> Extracted records:
┌──

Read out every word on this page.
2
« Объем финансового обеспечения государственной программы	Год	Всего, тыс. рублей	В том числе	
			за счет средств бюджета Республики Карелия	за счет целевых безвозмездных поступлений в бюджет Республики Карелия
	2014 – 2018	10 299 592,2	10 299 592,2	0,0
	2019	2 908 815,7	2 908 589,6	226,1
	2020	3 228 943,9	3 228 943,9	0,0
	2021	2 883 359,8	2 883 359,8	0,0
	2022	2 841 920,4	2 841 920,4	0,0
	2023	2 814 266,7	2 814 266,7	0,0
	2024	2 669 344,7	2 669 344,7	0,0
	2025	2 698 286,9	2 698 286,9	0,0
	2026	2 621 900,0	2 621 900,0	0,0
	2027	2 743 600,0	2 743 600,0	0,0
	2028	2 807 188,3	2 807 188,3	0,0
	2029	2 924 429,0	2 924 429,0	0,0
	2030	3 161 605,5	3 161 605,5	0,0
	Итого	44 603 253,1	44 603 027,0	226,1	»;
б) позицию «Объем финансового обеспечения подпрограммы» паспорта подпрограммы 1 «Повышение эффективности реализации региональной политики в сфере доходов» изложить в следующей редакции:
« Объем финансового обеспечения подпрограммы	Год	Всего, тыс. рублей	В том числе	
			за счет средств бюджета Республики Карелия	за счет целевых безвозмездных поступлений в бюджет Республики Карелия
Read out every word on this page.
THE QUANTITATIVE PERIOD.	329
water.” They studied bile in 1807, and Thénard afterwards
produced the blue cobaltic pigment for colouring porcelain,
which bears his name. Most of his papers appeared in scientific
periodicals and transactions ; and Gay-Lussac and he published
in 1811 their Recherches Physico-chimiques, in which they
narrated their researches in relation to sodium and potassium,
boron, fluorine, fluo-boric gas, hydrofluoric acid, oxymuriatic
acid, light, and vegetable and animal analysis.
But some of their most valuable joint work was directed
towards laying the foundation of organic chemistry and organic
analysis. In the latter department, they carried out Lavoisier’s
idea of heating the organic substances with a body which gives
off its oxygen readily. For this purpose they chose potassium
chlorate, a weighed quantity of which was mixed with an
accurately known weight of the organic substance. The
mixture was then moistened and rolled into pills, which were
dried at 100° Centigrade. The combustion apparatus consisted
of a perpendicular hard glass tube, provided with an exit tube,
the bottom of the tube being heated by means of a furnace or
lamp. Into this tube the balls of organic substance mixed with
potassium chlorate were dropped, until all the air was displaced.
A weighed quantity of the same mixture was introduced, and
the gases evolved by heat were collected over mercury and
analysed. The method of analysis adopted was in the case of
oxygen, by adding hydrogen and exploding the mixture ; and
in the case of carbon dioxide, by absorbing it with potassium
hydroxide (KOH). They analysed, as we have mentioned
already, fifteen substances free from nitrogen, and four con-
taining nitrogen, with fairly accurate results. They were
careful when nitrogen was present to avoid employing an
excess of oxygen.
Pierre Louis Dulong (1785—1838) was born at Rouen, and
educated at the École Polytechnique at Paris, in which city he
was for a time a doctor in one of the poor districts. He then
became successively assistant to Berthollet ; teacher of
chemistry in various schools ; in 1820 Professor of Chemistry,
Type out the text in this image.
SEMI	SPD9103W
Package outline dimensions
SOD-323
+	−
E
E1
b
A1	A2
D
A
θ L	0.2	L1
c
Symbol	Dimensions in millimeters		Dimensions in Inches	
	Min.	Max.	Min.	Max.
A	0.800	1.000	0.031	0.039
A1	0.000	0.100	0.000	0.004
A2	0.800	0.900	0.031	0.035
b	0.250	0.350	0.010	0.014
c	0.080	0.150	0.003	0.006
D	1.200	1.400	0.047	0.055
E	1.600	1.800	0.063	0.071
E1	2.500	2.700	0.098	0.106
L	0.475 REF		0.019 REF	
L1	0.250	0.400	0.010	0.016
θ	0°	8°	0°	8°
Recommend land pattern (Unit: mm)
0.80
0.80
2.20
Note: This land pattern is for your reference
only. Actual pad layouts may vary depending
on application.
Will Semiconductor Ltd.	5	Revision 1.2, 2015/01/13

└──

> Job:
All of the entries above need to be reproduced exactly.

> Response:
Read out every word on this page.
2
« Объем финансового обеспечения государственной программы	Год	Всего, тыс. рублей	В том числе	
			за счет средств бюджета Республики Карелия	за счет целевых безвозмездных поступлений в бюджет Республики Карелия
	2014 – 2018	10 299 592,2	10 299 592,2	0,0
	2019	2 908 815,7	2 908 589,6	226,1
	2020	3 228 943,9	3 228 943,9	0,0
	2021	2 883 359,8	2 883 359,8	0,0
	2022	2 841 920,4	2 841 920,4	0,0
	2023	2 814 266,7	2 814 266,7	0,0
	2024	2 669 344,7	2 669 344,7	0,0
	2025	2 698 286,9	2 698 286,9	0,0
	2026	2 621 900,0	2 621 900,0	0,0
	2027	2 743 600,0	2 743 600,0	0,0
	2028	2 807 188,3	2 807 188,3	0,0
	2029	2 924 429,0	2 924 429,0	0,0
	2030	3 161 605,5	3 161 605,5	0,0
	Итого	44 603 253,1	44 603 027,0	226,1	»;
б) позицию «Объем финансового обеспечения подпрограммы» паспорта подпрограммы 1 «Повышение эффективности реализации региональной политики в сфере доходов» изложить в следующей редакции:
« Объем финансового обеспечения подпрограммы	Год	Всего, тыс. рублей	В том числе	
			за счет средств бюджета Республики Карелия	за счет целевых безвозмездных поступлений в бюджет Республики Карелия
Read out every word on this page.
THE QUANTITATIVE PERIOD.	329
water.” They studied bile in 1807, and Thénard afterwards
produced the blue cobaltic pigment for colouring porcelain,
which bears his name. Most of his papers appeared in scientific
periodicals and transactions ; and Gay-Lussac and he published
in 1811 their Recherches Physico-chimiques, in which they
narrated their researches in relation to sodium and potassium,
boron, fluorine, fluo-boric gas, hydrofluoric acid, oxymuriatic
acid, light, and vegetable and animal analysis.
But some of their most valuable joint work was directed
towards laying the foundation of organic chemistry and organic
analysis. In the latter department, they carried out Lavoisier’s
idea of heating the organic substances with a body which gives
off its oxygen readily. For this purpose they chose potassium
chlorate, a weighed quantity of which was mixed with an
accurately known weight of the organic substance. The
mixture was then moistened and rolled into pills, which were
dried at 100° Centigrade. The combustion apparatus consisted
of a perpendicular hard glass tube, provided with an exit tube,
the bottom of the tube being heated by means of a furnace or
lamp. Into this tube the balls of organic substance mixed with
potassium chlorate were dropped, until all the air was displaced.
A weighed quantity of the same mixture was introduced, and
the gases evolved by heat were collected over mercury and
analysed. The method of analysis adopted was in the case of
oxygen, by adding hydrogen and exploding the mixture ; and
in the case of carbon dioxide, by absorbing it with potassium
hydroxide (KOH). They analysed, as we have mentioned
already, fifteen substances free from nitrogen, and four con-
taining nitrogen, with fairly accurate results. They were
careful when nitrogen was present to avoid employing an
excess of oxygen.
Pierre Louis Dulong (1785—1838) was born at Rouen, and
educated at the École Polytechnique at Paris, in which city he
was for a time a doctor in one of the poor districts. He then
became successively assistant to Berthollet ; teacher of
chemistry in various schools ; in 1820 Professor of Chemistry,
Type out the text in this image.
SEMI	SPD9103W
Package outline dimensions
SOD-323
+	−
E
E1
b
A1	A2
D
A
θ L	0.2	L1
c
Symbol	Dimensions in millimeters		Dimensions in Inches	
	Min.	Max.	Min.	Max.
A	0.800	1.000	0.031	0.039
A1	0.000	0.100	0.000	0.004
A2	0.800	0.900	0.031	0.035
b	0.250	0.350	0.010	0.014
c	0.080	0.150	0.003	0.006
D	1.200	1.400	0.047	0.055
E	1.600	1.800	0.063	0.071
E1	2.500	2.700	0.098	0.106
L	0.475 REF		0.019 REF	
L1	0.250	0.400	0.010	0.016
θ	0°	8°	0°	8°
Recommend land pattern (Unit: mm)
0.80
0.80
2.20
Note: This land pattern is for your reference
only. Actual pad layouts may vary depending
on application.
Will Semiconductor Ltd.	5	Revision 1.2, 2015/01/13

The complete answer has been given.